BEGIN Source data

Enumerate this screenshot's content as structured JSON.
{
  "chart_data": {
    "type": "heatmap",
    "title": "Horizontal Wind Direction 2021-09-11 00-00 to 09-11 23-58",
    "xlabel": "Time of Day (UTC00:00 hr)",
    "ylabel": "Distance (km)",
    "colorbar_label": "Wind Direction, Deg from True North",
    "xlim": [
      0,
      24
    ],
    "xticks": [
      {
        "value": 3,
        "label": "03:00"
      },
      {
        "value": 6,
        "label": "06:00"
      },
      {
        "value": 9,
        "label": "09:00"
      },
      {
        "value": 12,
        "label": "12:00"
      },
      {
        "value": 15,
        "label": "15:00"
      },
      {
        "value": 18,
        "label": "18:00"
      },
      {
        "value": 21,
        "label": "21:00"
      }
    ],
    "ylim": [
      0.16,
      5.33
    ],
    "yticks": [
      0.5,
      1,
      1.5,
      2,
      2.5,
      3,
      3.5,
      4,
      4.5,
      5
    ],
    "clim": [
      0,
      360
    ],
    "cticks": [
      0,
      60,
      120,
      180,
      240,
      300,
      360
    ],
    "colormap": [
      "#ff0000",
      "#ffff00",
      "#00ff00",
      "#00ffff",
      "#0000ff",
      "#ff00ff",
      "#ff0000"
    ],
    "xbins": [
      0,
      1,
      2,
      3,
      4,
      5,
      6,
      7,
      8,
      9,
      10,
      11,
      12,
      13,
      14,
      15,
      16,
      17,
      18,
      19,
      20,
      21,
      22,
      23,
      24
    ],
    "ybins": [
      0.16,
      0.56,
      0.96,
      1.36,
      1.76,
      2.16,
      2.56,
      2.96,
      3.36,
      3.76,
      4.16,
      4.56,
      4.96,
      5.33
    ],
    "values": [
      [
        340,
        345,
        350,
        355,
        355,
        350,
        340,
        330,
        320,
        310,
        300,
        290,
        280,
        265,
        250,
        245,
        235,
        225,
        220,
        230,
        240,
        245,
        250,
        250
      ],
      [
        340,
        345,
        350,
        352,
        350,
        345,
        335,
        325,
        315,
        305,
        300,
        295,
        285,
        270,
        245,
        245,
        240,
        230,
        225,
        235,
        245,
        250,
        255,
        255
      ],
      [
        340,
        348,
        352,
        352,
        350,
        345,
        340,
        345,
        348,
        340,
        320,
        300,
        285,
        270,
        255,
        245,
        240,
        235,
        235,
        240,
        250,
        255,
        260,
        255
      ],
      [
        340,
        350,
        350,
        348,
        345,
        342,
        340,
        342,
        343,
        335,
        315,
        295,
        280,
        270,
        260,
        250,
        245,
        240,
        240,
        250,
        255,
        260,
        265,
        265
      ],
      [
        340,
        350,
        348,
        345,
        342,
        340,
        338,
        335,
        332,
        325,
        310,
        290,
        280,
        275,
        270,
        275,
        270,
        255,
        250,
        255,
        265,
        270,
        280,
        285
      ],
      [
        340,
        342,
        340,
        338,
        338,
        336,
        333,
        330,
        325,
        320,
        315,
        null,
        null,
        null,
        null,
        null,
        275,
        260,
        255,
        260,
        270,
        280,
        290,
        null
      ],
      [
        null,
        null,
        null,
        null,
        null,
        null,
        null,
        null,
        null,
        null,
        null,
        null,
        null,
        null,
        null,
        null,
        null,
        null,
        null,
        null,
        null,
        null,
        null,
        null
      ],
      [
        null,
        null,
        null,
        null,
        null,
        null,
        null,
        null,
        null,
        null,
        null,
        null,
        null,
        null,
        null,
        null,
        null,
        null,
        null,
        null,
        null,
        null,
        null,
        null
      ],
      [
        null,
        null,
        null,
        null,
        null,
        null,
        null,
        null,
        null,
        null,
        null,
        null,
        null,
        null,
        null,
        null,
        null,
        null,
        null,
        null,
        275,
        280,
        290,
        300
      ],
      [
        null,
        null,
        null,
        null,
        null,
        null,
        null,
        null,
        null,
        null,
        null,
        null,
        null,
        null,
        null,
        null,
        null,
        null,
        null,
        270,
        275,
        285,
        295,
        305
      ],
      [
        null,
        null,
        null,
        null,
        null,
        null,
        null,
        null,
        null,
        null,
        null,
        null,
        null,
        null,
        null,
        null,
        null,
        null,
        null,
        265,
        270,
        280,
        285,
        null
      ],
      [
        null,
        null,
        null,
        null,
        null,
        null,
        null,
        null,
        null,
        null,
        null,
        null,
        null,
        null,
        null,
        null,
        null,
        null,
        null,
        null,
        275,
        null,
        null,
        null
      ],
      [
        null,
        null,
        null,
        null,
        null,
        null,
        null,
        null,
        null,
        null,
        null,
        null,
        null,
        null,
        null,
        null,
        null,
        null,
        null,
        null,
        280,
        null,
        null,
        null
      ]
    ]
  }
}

END Source data

Show, from the listing above, each line that contains the word "Wind".

    "title": "Horizontal Wind Direction 2021-09-11 00-00 to 09-11 23-58",
    "colorbar_label": "Wind Direction, Deg from True North",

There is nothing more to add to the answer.